▶ [Problem to solve]
Return each line of the data below that contains the string "axes".

▶ [Material to process]

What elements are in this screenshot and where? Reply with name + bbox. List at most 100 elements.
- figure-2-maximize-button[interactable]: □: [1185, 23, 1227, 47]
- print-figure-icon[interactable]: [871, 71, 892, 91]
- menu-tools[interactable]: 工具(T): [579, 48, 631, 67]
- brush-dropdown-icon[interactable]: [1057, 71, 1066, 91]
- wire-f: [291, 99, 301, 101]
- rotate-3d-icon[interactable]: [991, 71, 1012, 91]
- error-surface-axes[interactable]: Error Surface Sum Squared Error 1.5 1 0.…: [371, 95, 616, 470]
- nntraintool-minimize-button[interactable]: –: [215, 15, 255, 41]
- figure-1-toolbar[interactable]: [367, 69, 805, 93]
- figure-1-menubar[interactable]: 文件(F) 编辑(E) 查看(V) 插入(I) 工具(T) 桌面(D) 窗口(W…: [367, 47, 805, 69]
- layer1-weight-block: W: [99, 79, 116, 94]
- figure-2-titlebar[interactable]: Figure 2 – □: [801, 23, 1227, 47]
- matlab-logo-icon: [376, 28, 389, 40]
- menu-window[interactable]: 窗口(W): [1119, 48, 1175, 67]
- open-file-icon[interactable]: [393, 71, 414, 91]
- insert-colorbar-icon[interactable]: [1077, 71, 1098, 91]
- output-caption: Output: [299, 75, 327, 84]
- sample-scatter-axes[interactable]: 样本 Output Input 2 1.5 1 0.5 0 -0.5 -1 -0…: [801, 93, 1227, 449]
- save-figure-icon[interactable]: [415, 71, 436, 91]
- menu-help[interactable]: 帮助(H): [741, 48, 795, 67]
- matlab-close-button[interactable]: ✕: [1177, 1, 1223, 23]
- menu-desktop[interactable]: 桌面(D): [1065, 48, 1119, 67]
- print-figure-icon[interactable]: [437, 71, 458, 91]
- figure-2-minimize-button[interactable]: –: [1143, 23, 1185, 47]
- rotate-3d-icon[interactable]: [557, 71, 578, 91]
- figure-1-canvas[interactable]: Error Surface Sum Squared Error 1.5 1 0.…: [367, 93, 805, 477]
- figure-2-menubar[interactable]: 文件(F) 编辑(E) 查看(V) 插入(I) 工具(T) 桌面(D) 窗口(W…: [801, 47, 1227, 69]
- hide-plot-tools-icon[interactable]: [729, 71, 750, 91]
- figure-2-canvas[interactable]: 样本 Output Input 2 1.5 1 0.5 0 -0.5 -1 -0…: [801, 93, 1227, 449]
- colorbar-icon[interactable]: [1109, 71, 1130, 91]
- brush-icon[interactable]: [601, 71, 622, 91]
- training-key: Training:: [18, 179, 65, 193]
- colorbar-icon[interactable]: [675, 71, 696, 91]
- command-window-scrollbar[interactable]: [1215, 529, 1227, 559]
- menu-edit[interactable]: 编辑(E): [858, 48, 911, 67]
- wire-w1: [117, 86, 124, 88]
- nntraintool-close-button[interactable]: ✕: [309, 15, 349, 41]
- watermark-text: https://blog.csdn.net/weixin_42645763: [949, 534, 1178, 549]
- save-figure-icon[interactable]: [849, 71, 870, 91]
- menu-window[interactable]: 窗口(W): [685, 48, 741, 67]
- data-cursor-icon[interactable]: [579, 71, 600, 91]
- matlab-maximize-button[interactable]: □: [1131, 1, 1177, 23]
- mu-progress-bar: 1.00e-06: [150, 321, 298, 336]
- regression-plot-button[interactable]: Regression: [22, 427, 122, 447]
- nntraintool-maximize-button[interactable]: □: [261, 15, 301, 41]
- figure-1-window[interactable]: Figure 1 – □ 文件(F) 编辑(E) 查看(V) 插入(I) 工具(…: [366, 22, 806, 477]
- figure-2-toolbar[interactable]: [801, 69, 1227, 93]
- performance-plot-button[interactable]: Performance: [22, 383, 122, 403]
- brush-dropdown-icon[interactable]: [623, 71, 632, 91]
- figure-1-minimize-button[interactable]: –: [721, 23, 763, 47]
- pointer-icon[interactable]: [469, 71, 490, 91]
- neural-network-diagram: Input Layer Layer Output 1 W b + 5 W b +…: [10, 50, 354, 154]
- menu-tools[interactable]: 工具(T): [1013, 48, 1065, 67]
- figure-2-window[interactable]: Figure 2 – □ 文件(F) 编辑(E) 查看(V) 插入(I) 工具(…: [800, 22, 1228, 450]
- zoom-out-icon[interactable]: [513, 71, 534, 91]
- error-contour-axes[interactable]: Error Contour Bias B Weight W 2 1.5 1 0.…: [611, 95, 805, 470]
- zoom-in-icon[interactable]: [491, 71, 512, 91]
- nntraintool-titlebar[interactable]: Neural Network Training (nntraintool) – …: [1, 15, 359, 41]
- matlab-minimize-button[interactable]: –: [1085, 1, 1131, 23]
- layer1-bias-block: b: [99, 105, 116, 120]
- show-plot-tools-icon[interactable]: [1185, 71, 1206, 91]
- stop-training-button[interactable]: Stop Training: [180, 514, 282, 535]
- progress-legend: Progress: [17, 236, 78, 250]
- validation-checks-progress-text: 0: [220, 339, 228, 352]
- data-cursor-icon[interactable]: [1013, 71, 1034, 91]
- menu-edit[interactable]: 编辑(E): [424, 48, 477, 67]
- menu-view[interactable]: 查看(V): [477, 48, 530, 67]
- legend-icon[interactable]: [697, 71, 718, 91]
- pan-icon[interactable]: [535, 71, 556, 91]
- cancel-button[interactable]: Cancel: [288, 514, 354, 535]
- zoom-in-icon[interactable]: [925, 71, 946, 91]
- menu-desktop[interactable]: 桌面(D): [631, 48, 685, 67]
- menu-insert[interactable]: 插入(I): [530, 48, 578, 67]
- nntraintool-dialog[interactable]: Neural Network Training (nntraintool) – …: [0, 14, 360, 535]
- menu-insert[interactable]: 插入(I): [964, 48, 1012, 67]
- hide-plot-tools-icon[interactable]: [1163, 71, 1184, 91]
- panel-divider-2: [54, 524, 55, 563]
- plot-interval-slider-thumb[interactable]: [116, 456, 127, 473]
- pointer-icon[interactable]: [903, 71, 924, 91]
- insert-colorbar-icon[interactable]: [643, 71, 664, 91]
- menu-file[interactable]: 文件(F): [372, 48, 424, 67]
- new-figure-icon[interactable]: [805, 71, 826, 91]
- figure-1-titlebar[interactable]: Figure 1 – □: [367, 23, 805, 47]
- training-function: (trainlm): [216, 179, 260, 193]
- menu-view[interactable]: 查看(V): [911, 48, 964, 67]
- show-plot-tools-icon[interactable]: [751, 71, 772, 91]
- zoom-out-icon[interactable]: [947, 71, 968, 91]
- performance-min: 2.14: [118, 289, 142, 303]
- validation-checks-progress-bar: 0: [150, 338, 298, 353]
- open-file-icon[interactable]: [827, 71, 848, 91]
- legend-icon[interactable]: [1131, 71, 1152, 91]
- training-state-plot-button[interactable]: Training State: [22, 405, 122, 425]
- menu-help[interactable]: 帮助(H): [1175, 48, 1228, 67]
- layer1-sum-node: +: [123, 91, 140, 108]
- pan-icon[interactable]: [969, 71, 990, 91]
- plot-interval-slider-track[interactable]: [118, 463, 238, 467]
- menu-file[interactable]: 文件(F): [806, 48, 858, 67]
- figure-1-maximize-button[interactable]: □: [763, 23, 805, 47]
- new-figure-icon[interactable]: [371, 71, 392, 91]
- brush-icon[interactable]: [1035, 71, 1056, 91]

▶ [Task solution]
- error-surface-axes[interactable]: Error Surface Sum Squared Error 1.5 1 0.…: [371, 95, 616, 470]
- sample-scatter-axes[interactable]: 样本 Output Input 2 1.5 1 0.5 0 -0.5 -1 -0…: [801, 93, 1227, 449]
- error-contour-axes[interactable]: Error Contour Bias B Weight W 2 1.5 1 0.…: [611, 95, 805, 470]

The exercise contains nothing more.